Goal »
Copy out every line in the entries below that includes "JSON".

Provided information »

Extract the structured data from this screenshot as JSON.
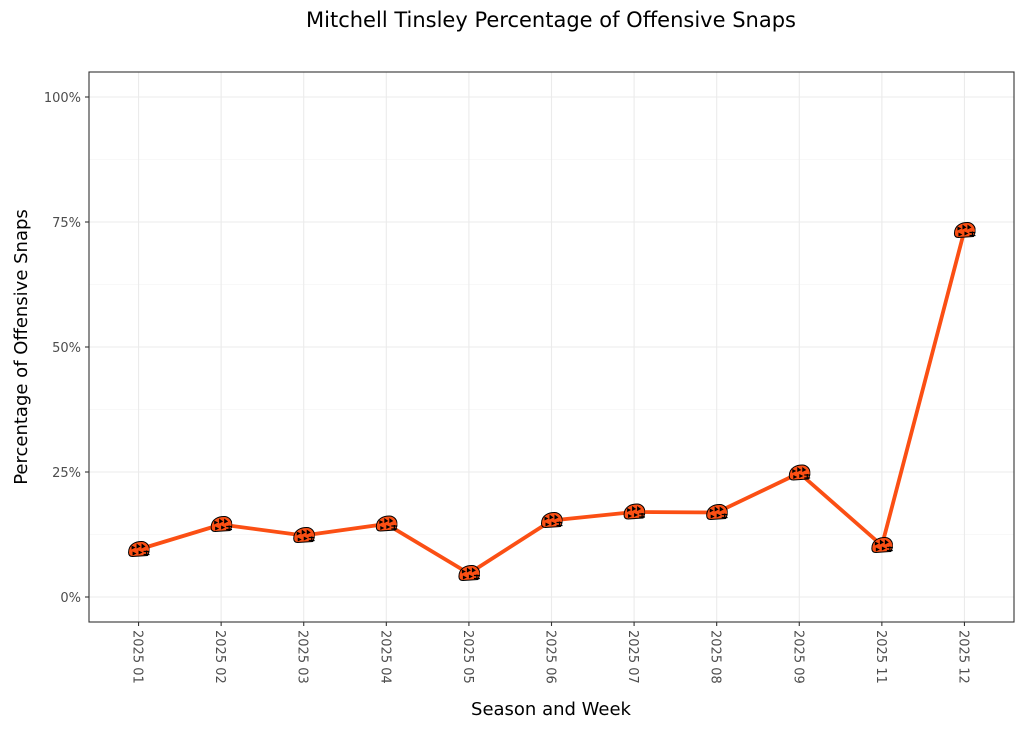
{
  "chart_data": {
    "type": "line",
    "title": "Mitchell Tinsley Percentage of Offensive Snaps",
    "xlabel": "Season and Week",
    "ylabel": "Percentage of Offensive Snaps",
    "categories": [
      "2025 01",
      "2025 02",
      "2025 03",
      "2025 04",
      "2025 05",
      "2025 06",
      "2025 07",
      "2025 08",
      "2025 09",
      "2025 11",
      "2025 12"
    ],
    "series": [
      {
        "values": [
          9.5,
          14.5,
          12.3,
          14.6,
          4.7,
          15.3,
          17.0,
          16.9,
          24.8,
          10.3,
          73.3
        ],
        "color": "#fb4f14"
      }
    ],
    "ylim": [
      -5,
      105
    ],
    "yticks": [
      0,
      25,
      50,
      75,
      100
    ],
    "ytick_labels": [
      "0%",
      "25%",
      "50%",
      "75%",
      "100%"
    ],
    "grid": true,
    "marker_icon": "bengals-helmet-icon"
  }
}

==

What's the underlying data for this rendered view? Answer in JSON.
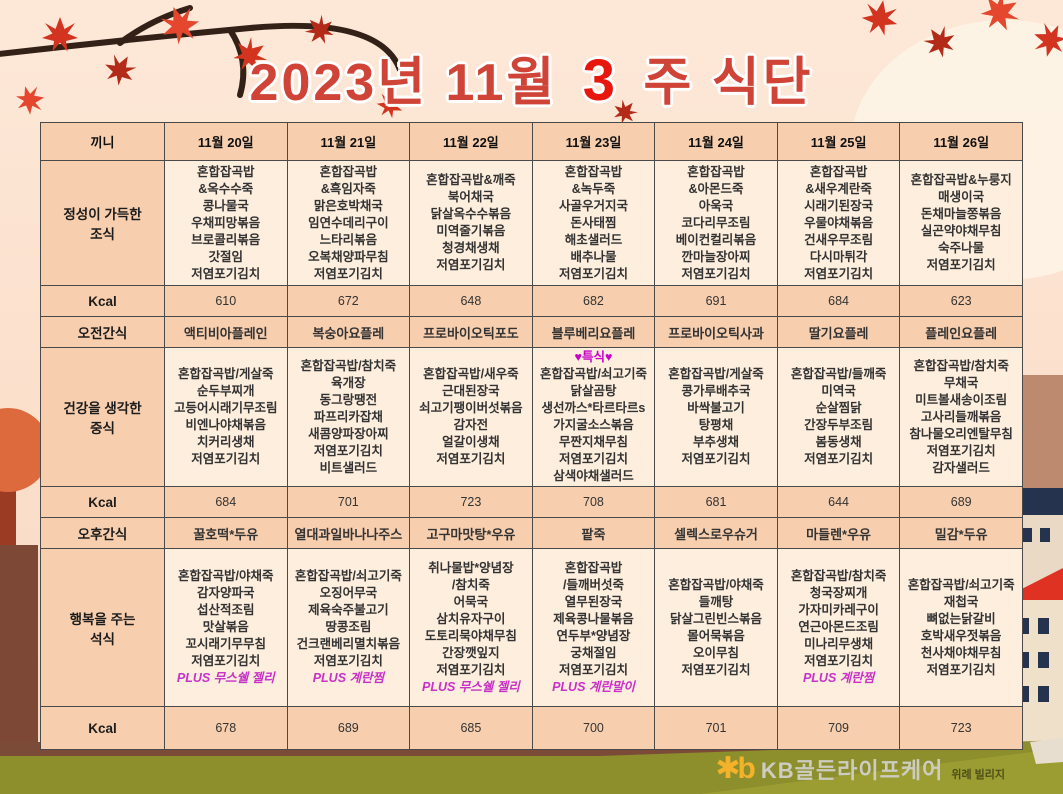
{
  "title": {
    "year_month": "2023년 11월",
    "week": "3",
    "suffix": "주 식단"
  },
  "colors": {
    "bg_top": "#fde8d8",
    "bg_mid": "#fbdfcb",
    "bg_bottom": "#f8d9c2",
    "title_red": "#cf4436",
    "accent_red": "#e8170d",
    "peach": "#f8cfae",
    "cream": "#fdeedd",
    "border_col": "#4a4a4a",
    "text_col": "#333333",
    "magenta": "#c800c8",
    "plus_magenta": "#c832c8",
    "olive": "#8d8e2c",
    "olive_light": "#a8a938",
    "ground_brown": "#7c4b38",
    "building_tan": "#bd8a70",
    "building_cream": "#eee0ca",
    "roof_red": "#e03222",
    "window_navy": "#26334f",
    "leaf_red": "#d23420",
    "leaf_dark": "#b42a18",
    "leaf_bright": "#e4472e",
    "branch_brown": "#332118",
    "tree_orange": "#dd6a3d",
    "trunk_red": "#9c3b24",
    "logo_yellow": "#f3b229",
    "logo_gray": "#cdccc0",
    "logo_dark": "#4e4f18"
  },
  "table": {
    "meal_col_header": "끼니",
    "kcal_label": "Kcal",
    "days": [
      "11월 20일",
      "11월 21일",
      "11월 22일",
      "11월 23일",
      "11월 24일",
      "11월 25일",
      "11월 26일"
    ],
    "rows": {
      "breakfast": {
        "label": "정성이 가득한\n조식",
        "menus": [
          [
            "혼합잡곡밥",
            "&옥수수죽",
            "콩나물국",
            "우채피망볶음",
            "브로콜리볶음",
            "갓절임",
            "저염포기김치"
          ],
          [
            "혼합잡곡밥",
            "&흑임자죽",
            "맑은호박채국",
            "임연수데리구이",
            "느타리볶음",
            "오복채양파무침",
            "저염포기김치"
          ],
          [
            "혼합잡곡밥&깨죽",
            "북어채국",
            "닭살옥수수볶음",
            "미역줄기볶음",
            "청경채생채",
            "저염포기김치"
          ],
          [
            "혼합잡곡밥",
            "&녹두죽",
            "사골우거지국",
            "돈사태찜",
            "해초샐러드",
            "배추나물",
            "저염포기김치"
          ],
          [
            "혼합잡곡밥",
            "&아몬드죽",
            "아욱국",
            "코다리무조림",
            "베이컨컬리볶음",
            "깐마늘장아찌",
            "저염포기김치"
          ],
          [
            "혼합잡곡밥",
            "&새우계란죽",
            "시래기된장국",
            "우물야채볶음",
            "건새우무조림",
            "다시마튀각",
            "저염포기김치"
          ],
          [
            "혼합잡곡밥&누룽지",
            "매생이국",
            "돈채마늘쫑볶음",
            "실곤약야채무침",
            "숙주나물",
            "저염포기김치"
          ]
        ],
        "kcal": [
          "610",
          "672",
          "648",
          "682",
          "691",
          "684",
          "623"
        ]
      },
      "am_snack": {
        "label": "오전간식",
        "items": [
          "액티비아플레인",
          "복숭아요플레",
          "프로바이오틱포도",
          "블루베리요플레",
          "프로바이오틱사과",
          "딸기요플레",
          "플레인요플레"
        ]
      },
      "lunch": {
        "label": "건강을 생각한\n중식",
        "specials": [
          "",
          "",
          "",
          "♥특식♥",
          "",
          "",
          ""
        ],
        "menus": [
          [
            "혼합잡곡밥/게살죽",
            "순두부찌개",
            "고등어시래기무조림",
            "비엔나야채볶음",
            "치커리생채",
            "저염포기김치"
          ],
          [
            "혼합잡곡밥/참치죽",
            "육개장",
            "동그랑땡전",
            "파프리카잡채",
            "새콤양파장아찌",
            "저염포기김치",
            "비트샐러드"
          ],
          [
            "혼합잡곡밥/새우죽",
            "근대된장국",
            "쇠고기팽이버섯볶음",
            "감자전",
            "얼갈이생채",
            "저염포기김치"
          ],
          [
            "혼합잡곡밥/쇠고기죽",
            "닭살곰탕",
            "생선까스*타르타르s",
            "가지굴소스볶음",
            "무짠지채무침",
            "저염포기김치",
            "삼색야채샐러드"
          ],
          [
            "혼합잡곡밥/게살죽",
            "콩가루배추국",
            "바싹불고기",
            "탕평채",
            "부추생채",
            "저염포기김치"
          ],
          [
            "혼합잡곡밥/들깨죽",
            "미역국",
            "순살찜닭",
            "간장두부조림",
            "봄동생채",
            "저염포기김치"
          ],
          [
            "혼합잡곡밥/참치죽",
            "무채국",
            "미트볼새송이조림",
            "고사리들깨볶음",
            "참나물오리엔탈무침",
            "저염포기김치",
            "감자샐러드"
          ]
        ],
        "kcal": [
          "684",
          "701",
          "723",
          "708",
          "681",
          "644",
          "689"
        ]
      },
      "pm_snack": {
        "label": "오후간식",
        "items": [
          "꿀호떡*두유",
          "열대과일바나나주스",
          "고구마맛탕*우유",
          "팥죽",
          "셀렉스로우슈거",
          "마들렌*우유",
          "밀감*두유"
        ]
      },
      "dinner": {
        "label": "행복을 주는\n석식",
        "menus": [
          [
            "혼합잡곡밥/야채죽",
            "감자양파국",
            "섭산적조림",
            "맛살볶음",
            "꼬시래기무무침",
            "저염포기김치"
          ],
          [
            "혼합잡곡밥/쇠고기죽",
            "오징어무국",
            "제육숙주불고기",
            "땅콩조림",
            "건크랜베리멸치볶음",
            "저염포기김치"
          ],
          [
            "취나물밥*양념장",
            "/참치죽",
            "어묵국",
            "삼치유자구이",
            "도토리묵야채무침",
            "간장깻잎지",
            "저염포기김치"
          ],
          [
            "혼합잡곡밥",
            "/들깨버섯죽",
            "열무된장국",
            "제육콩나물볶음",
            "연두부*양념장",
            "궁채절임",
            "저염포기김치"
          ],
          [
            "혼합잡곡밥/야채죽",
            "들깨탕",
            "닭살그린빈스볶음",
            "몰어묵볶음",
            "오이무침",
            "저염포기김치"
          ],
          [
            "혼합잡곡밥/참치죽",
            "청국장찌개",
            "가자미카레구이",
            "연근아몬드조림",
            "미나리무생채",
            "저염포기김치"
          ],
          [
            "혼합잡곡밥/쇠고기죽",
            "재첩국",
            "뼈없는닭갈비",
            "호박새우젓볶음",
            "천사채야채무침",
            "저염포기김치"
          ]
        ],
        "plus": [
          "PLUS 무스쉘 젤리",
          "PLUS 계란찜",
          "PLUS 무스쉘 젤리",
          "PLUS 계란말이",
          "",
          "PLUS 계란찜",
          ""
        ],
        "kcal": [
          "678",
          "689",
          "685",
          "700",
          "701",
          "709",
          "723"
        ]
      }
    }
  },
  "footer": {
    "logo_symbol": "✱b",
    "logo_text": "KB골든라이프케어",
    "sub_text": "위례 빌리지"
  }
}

Response below »
Extract the structured data from this screenshot as JSON.
What's the underlying data for this rendered view? Answer in JSON.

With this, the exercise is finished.